Request:
Copy the lines holding the word "Version", all of them.

——————

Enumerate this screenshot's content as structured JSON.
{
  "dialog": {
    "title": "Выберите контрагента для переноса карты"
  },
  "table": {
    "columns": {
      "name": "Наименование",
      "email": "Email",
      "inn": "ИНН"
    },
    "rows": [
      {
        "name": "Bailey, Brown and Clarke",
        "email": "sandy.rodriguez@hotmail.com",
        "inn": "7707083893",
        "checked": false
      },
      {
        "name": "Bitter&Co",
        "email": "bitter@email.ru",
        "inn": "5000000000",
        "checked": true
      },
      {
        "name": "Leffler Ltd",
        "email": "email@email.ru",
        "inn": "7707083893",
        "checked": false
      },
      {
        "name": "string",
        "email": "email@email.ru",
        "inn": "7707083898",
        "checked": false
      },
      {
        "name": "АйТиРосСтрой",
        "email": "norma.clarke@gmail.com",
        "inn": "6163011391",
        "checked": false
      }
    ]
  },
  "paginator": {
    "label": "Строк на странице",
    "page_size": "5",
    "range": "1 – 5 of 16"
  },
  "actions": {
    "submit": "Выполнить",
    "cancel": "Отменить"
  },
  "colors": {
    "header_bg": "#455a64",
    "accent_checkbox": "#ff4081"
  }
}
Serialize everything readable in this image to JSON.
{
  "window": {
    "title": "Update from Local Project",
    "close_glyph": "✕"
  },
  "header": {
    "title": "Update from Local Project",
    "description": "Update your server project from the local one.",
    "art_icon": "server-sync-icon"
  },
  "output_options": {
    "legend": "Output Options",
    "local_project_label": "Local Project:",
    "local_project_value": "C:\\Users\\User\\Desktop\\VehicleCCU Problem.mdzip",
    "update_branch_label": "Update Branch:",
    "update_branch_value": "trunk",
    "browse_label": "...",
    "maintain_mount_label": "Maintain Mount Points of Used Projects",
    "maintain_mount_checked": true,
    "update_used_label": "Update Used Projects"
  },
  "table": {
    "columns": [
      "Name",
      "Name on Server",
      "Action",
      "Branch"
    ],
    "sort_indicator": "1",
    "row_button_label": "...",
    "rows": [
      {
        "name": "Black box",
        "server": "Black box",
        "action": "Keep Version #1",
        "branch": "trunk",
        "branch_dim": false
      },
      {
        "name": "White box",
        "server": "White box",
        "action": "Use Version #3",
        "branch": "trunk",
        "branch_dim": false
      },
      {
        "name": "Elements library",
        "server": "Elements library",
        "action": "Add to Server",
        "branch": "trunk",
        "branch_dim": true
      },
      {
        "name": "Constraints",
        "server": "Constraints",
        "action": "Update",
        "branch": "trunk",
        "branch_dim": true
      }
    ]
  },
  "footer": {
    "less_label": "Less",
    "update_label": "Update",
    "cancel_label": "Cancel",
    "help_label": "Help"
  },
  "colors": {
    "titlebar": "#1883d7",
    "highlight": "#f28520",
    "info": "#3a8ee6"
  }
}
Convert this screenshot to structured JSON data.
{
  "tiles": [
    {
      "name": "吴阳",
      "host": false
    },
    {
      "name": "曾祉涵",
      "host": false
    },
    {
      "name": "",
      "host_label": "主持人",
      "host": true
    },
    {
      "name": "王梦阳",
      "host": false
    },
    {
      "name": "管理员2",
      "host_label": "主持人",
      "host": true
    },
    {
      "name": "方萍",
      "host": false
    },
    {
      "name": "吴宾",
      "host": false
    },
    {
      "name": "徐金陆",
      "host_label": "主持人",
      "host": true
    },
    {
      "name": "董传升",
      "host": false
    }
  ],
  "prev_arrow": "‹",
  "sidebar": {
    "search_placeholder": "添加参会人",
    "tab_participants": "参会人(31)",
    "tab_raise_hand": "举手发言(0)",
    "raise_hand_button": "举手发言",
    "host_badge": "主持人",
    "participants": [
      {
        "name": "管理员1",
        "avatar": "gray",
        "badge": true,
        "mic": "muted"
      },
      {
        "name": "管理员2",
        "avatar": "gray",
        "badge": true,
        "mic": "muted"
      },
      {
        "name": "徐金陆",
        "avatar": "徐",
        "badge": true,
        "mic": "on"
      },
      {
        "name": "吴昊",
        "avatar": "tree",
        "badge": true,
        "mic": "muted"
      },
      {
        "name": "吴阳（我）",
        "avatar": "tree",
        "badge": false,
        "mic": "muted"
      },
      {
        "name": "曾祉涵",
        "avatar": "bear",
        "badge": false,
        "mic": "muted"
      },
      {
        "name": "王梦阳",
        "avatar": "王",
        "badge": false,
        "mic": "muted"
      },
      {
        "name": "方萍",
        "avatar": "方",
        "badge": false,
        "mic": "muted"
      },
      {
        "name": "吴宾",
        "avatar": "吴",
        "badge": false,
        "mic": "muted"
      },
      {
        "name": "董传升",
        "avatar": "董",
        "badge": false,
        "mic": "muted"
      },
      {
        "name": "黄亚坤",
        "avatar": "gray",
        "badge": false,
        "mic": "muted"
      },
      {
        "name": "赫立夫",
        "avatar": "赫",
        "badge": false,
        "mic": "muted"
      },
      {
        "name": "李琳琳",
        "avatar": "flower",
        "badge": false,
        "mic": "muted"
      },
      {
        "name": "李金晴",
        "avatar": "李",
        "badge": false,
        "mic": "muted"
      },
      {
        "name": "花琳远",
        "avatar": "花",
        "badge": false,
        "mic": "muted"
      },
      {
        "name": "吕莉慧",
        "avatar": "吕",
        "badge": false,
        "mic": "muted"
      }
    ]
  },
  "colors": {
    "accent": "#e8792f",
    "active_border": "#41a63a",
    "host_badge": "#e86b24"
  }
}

——————

Solution to the problem:
        "action": "Keep Version #1",
        "action": "Use Version #3",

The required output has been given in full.